**Given exercise 1:** Rewrite the entries from the line with "recipient-transferable: 可转账的 1.1529" up to and including the line with "close-icon [2088, 54, 2106, 72]" as a Markdown table with the columns Row and Line. Leave out any blank lines.

**Given text:**
▼
Baby Dylan is only thinking about crawling across the floor at the moment. But as the six-month-old gets bigger and wants to stand, toddle about and then romp around his parents’ flat, he’ll need much more space.

‘That’s when the full force of the nightmare of renting in a flat is going to hit us hardest,’ frets father Jeremy Cole.

‘With a new family, we’d love to be able to buy our own place with a garden and start to make a real home. There’s stability for Dylan, a secure environment, friends and schools to think of.

‘But it’s nigh-on impossible to be able to save enough money to scrape together a deposit to get a mortgage.

‘Even though our income is more than many, with savings rates where they are, building a decent-sized pot is a mammoth task. It’s just off the scale.’

A small two-bedroom terrace house in Havant, near Portsmouth, where Mr Cole, a 49-year-old design engineer, and his wife Bonnie live, is on the market for £150,000. It doesn’t sound like it’s out of range for a middle-income couple like the Coles, who have a combined income in excess of £40,000, boosted by Bonnie working part-time as a store assistant.
▲
Data pulled from a collection
▼
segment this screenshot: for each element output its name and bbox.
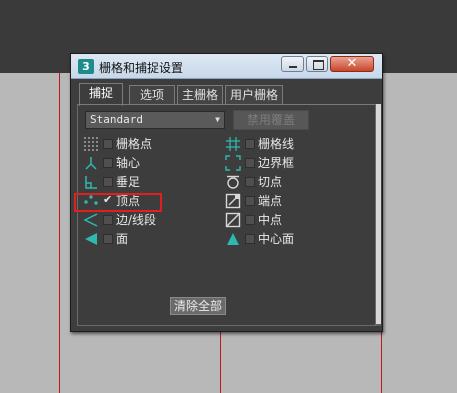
midpoint-checkbox[interactable] (245, 215, 255, 225)
perpendicular-icon (85, 176, 97, 189)
grid-points-label: 栅格点 (116, 137, 153, 151)
endpoint-label: 端点 (258, 194, 283, 208)
snap-preset-dropdown[interactable]: Standard ▼ (85, 111, 225, 129)
tab-user-grids[interactable]: 用户栅格 (225, 85, 283, 105)
snap-perpendicular[interactable]: 垂足 (83, 174, 203, 190)
center-face-checkbox[interactable] (245, 234, 255, 244)
vertex-highlight-annotation (74, 193, 162, 212)
face-checkbox[interactable] (103, 234, 113, 244)
snap-center-face[interactable]: 中心面 (225, 231, 345, 247)
face-label: 面 (116, 232, 129, 246)
snap-face[interactable]: 面 (83, 231, 203, 247)
midpoint-label: 中点 (258, 213, 283, 227)
close-button[interactable]: ✕ (330, 56, 374, 72)
edge-segment-icon (83, 213, 98, 227)
panel-scrollbar[interactable] (376, 104, 381, 326)
tangent-label: 切点 (258, 175, 283, 189)
pivot-icon (85, 157, 97, 170)
title-bar[interactable]: 3 栅格和捕捉设置 ✕ (71, 54, 382, 79)
edge-segment-checkbox[interactable] (103, 215, 113, 225)
bounding-box-icon (225, 155, 241, 171)
edge-segment-label: 边/线段 (116, 213, 157, 227)
viewport-grid-line (59, 73, 60, 393)
snap-grid-points[interactable]: 栅格点 (83, 136, 203, 152)
snap-pivot[interactable]: 轴心 (83, 155, 203, 171)
scrollbar-thumb[interactable] (376, 104, 381, 324)
app-3dsmax-icon: 3 (78, 59, 94, 74)
close-icon: ✕ (346, 56, 358, 71)
center-face-label: 中心面 (258, 232, 295, 246)
grid-lines-checkbox[interactable] (245, 139, 255, 149)
perpendicular-checkbox[interactable] (103, 177, 113, 187)
endpoint-checkbox[interactable] (245, 196, 255, 206)
midpoint-icon (225, 212, 241, 228)
dialog-title: 栅格和捕捉设置 (99, 61, 184, 75)
tangent-icon (227, 175, 239, 189)
snap-midpoint[interactable]: 中点 (225, 212, 345, 228)
snap-edge-segment[interactable]: 边/线段 (83, 212, 203, 228)
tab-snaps[interactable]: 捕捉 (79, 83, 123, 106)
tab-options[interactable]: 选项 (129, 85, 175, 105)
tab-home-grid[interactable]: 主栅格 (177, 85, 223, 105)
grid-lines-icon (226, 137, 240, 151)
grid-points-checkbox[interactable] (103, 139, 113, 149)
snap-bounding-box[interactable]: 边界框 (225, 155, 345, 171)
clear-all-button[interactable]: 清除全部 (170, 297, 226, 315)
snap-endpoint[interactable]: 端点 (225, 193, 345, 209)
override-off-button[interactable]: 禁用覆盖 (233, 110, 309, 130)
bounding-box-label: 边界框 (258, 156, 295, 170)
pivot-label: 轴心 (116, 156, 141, 170)
chevron-down-icon: ▼ (215, 115, 220, 124)
snap-tangent[interactable]: 切点 (225, 174, 345, 190)
minimize-button[interactable] (281, 56, 304, 72)
snap-preset-value: Standard (90, 113, 143, 126)
bounding-box-checkbox[interactable] (245, 158, 255, 168)
tangent-checkbox[interactable] (245, 177, 255, 187)
center-face-icon (227, 233, 239, 245)
maximize-button[interactable] (306, 56, 328, 72)
endpoint-icon (225, 193, 241, 209)
grid-lines-label: 栅格线 (258, 137, 295, 151)
pivot-checkbox[interactable] (103, 158, 113, 168)
perpendicular-label: 垂足 (116, 175, 141, 189)
grid-points-icon (84, 137, 98, 151)
snap-grid-lines[interactable]: 栅格线 (225, 136, 345, 152)
face-icon (85, 233, 97, 245)
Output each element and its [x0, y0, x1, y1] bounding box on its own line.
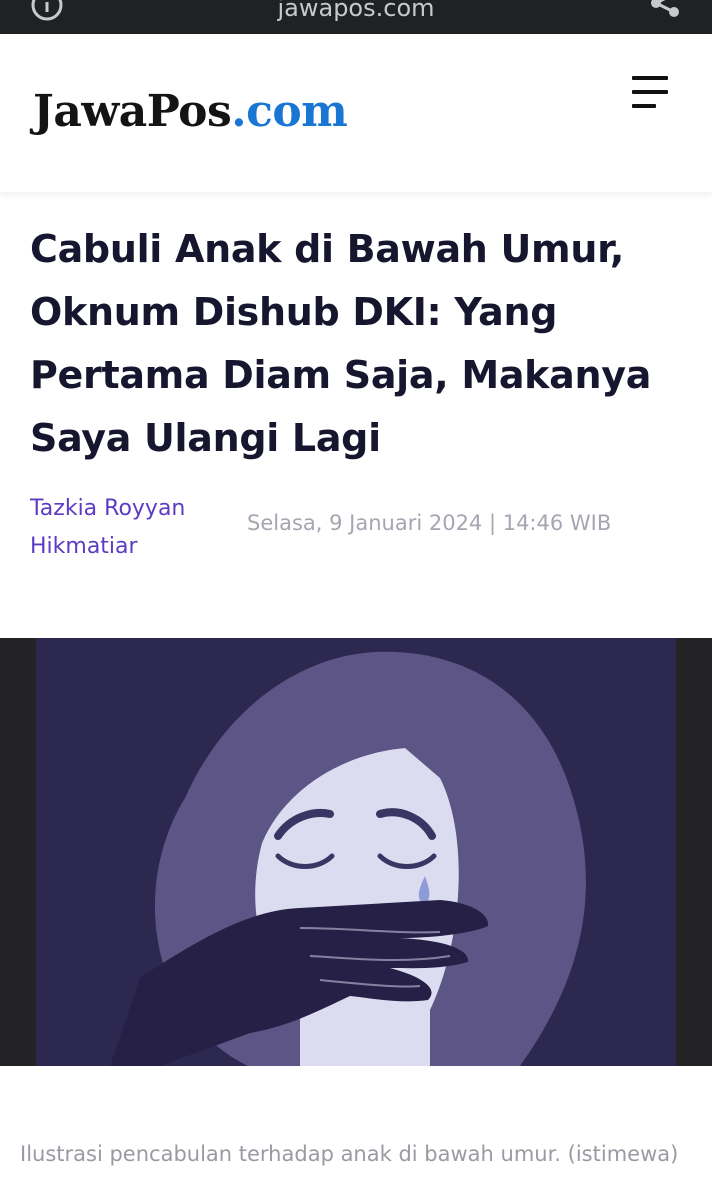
article-image [0, 638, 712, 1066]
site-logo[interactable]: JawaPos.com [33, 86, 348, 137]
site-header: JawaPos.com [0, 34, 712, 192]
share-icon[interactable] [648, 0, 682, 20]
hamburger-menu-icon[interactable] [630, 76, 668, 112]
article-title: Cabuli Anak di Bawah Umur, Oknum Dishub … [30, 227, 652, 460]
illustration-crying-girl [0, 638, 712, 1066]
author-link[interactable]: Tazkia Royyan Hikmatiar [30, 490, 230, 566]
logo-brand: JawaPos [33, 86, 232, 137]
url-text[interactable]: jawapos.com [0, 0, 712, 22]
browser-url-bar: jawapos.com [0, 0, 712, 34]
publish-date: Selasa, 9 Januari 2024 | 14:46 WIB [247, 511, 612, 535]
image-caption: Ilustrasi pencabulan terhadap anak di ba… [20, 1142, 679, 1166]
logo-tld: .com [231, 86, 348, 137]
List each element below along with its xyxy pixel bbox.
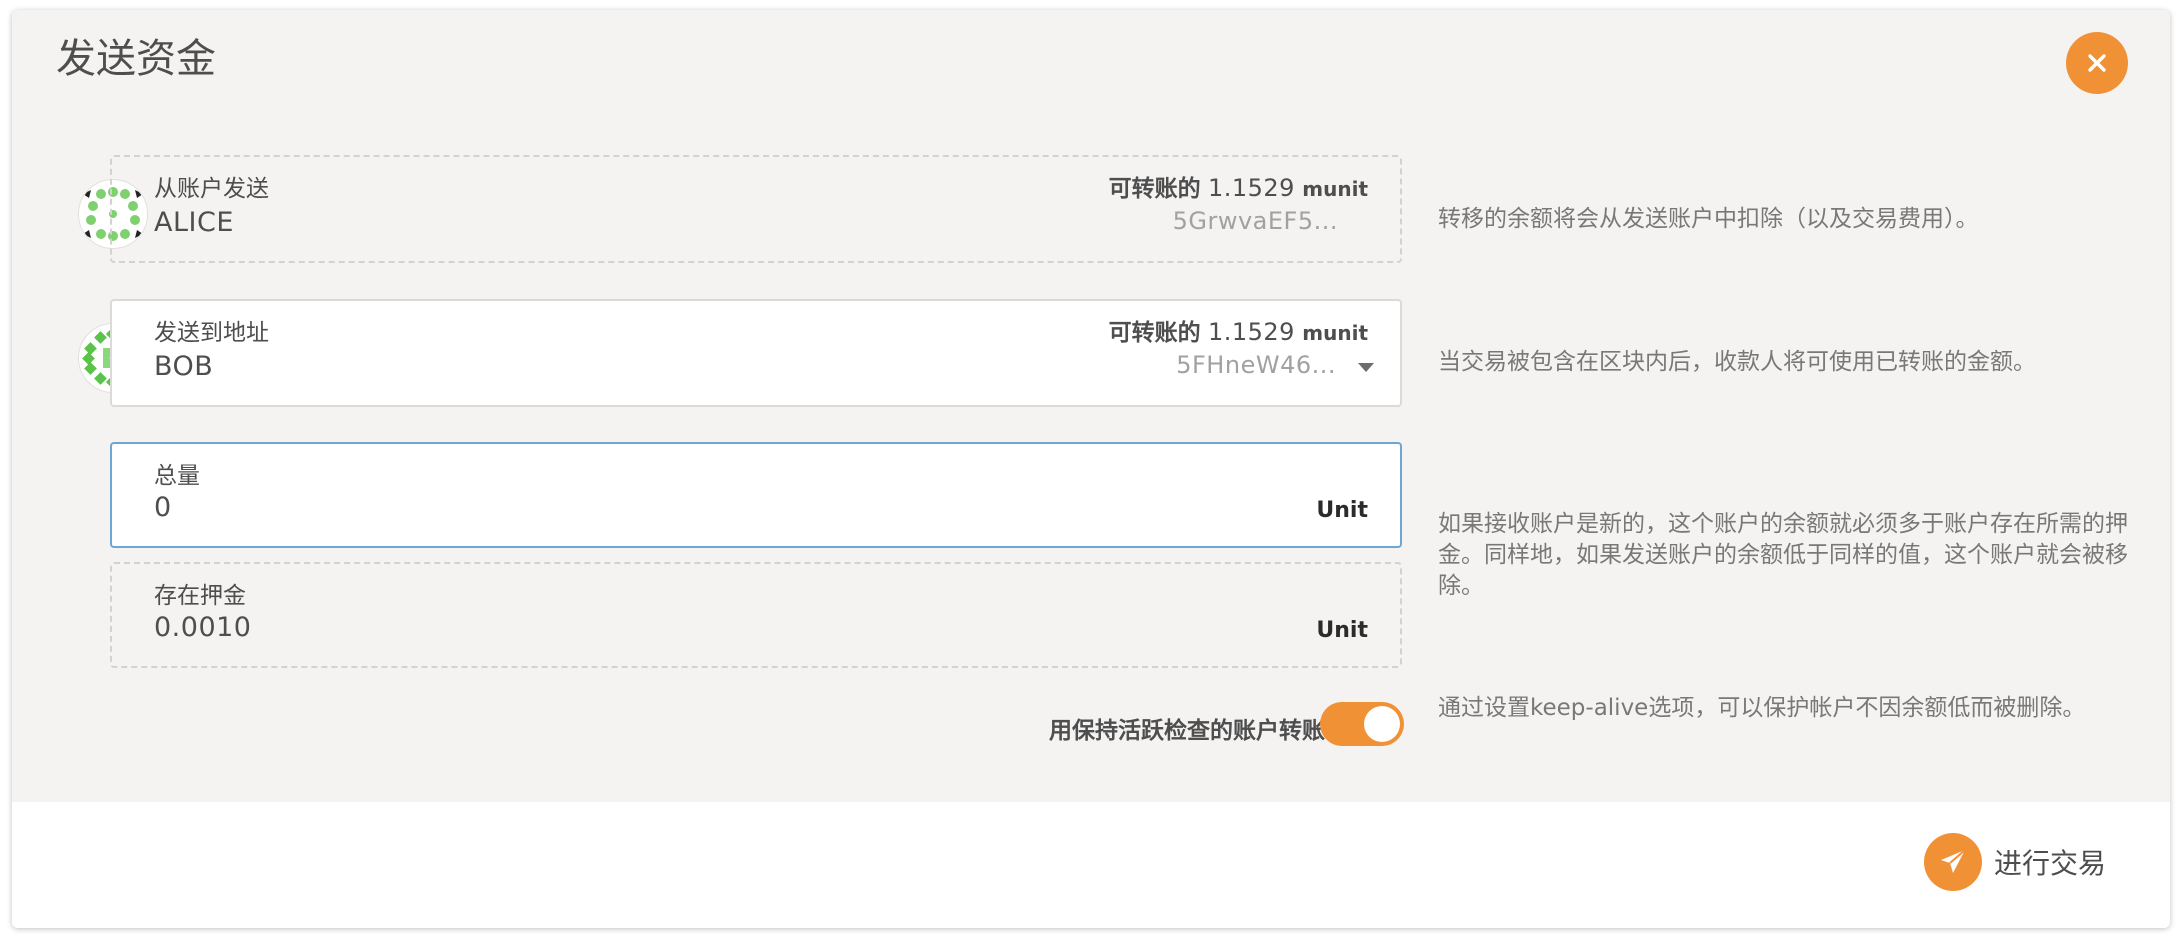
recipient-transferable: 可转账的 1.1529 munit [1108, 318, 1368, 346]
deposit-value: 0.0010 [154, 612, 252, 643]
close-button[interactable] [2066, 32, 2128, 94]
sender-label: 从账户发送 [154, 176, 269, 202]
deposit-label: 存在押金 [154, 583, 246, 609]
deposit-field: 存在押金 0.0010 Unit [110, 562, 1402, 668]
deposit-unit: Unit [1316, 618, 1368, 643]
sender-account-name: ALICE [154, 207, 234, 238]
keep-alive-toggle[interactable] [1320, 702, 1404, 746]
amount-value[interactable]: 0 [154, 492, 172, 523]
sender-address: 5GrwvaEF5... [1172, 207, 1338, 235]
recipient-help-text: 当交易被包含在区块内后，收款人将可使用已转账的金额。 [1438, 349, 2036, 375]
paper-plane-icon [1941, 849, 1966, 873]
recipient-select[interactable]: 发送到地址 BOB 可转账的 1.1529 munit 5FHneW46... [110, 299, 1402, 407]
amount-label: 总量 [154, 463, 200, 489]
modal-title: 发送资金 [56, 36, 216, 82]
recipient-label: 发送到地址 [154, 320, 269, 346]
sender-help-text: 转移的余额将会从发送账户中扣除（以及交易费用）。 [1438, 206, 1979, 232]
keep-alive-help-text: 通过设置keep-alive选项，可以保护帐户不因余额低而被删除。 [1438, 695, 2086, 721]
toggle-knob [1364, 706, 1400, 742]
send-funds-modal: 发送资金 从账户发送 ALICE 可转账的 1.1529 munit 5Grwv… [12, 10, 2170, 928]
modal-footer: 进行交易 [12, 802, 2170, 928]
chevron-down-icon[interactable] [1358, 363, 1374, 372]
recipient-address: 5FHneW46... [1176, 351, 1336, 379]
submit-label: 进行交易 [1994, 847, 2107, 880]
submit-icon-circle [1924, 833, 1982, 891]
amount-unit-selector[interactable]: Unit [1316, 498, 1368, 523]
sender-transferable: 可转账的 1.1529 munit [1108, 174, 1368, 202]
keep-alive-label: 用保持活跃检查的账户转账 [1049, 718, 1325, 744]
close-icon [2088, 54, 2106, 72]
sender-account-field: 从账户发送 ALICE 可转账的 1.1529 munit 5GrwvaEF5.… [110, 155, 1402, 263]
submit-transaction-button[interactable]: 进行交易 [1924, 832, 2106, 892]
amount-input[interactable]: 总量 0 Unit [110, 442, 1402, 548]
deposit-help-text: 如果接收账户是新的，这个账户的余额就必须多于账户存在所需的押金。同样地，如果发送… [1438, 511, 2128, 599]
recipient-account-name: BOB [154, 351, 214, 382]
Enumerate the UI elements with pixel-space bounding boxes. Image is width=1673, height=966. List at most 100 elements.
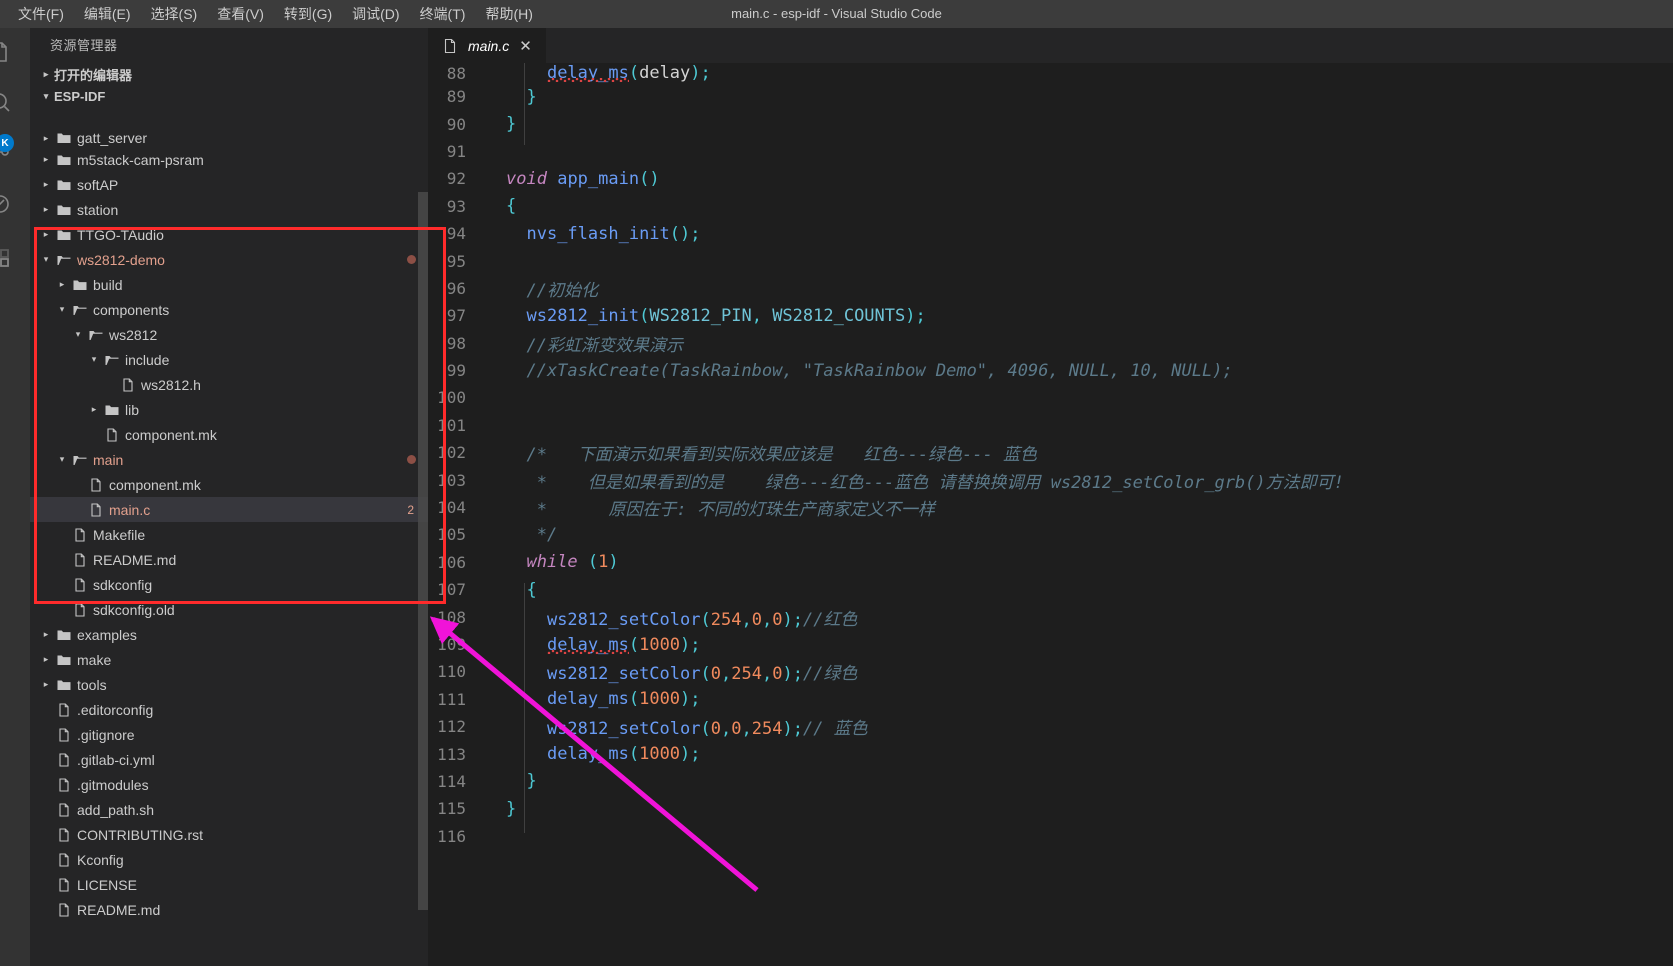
▲
**Given exercise 2:** Extend the article about the Cole family's struggle to buy a home, starting from where it stops.

**Result 1:**
| Row | Line |
|---|---|
| 1 | recipient-transferable: 可转账的 1.1529 munit [1108, 318, 1368, 346] |
| 2 | deposit-value: 0.0010 [154, 612, 252, 643] |
| 3 | close-button[interactable] [2066, 32, 2128, 94] |
| 4 | sender-label: 从账户发送 [154, 176, 269, 202] |
| 5 | deposit-label: 存在押金 [154, 583, 246, 609] |
| 6 | deposit-field: 存在押金 0.0010 Unit [110, 562, 1402, 668] |
| 7 | deposit-unit: Unit [1316, 618, 1368, 643] |
| 8 | sender-account-name: ALICE [154, 207, 234, 238] |
| 9 | keep-alive-toggle[interactable] [1320, 702, 1404, 746] |
| 10 | amount-value[interactable]: 0 [154, 492, 172, 523] |
| 11 | sender-address: 5GrwvaEF5... [1172, 207, 1338, 235] |
| 12 | recipient-help-text: 当交易被包含在区块内后，收款人将可使用已转账的金额。 [1438, 349, 2036, 375] |
| 13 | paper-plane-icon [1941, 849, 1966, 873] |
| 14 | recipient-select[interactable]: 发送到地址 BOB 可转账的 1.1529 munit 5FHneW46... [110, 299, 1402, 407] |
| 15 | amount-label: 总量 [154, 463, 200, 489] |
| 16 | modal-title: 发送资金 [56, 36, 216, 82] |
| 17 | recipient-label: 发送到地址 [154, 320, 269, 346] |
| 18 | sender-help-text: 转移的余额将会从发送账户中扣除（以及交易费用）。 [1438, 206, 1979, 232] |
| 19 | keep-alive-help-text: 通过设置keep-alive选项，可以保护帐户不因余额低而被删除。 [1438, 695, 2086, 721] |
| 20 | toggle-knob [1364, 706, 1400, 742] |
| 21 | send-funds-modal: 发送资金 从账户发送 ALICE 可转账的 1.1529 munit 5Grwv… [12, 10, 2170, 928] |
| 22 | modal-footer: 进行交易 [12, 802, 2170, 928] |
| 23 | chevron-down-icon[interactable] [1358, 363, 1374, 372] |
| 24 | recipient-address: 5FHneW46... [1176, 351, 1336, 379] |
| 25 | submit-label: 进行交易 [1994, 847, 2107, 880] |
| 26 | submit-icon-circle [1924, 833, 1982, 891] |
| 27 | amount-unit-selector[interactable]: Unit [1316, 498, 1368, 523] |
| 28 | sender-transferable: 可转账的 1.1529 munit [1108, 174, 1368, 202] |
| 29 | keep-alive-label: 用保持活跃检查的账户转账 [1049, 718, 1325, 744] |
| 30 | close-icon [2088, 54, 2106, 72] |

**Result 2:**
If they could stump up a five per cent deposit of £7,500, they could get a mortgage with monthly payments of £792 — which would be affordable on their current income.

Although it’s higher than the £565 a month they pay in rent for their two-bedroom flat — which they deliberately chose to save money — they say the extra cost to finally get on the ladder would be worth the effort.

But a property remains out of reach. On top of childcare costs of £200 a month, a £160 bill for petrol for the family car and loan repayments for money spent on their recent wedding, there just isn’t enough to make any headway.

..

The Coles’ rental nightmare doesn’t just concern financial woes. Fierce competition and rising rents have also forced them to regularly move: they have had to change flats every year since 2008.

Mr Cole says: ‘The worst part is that you never ever feel at home. ‘You can’t paint the bathroom, put pictures on the wall or grow anything in the garden because you’ll probably move before you see the rewards.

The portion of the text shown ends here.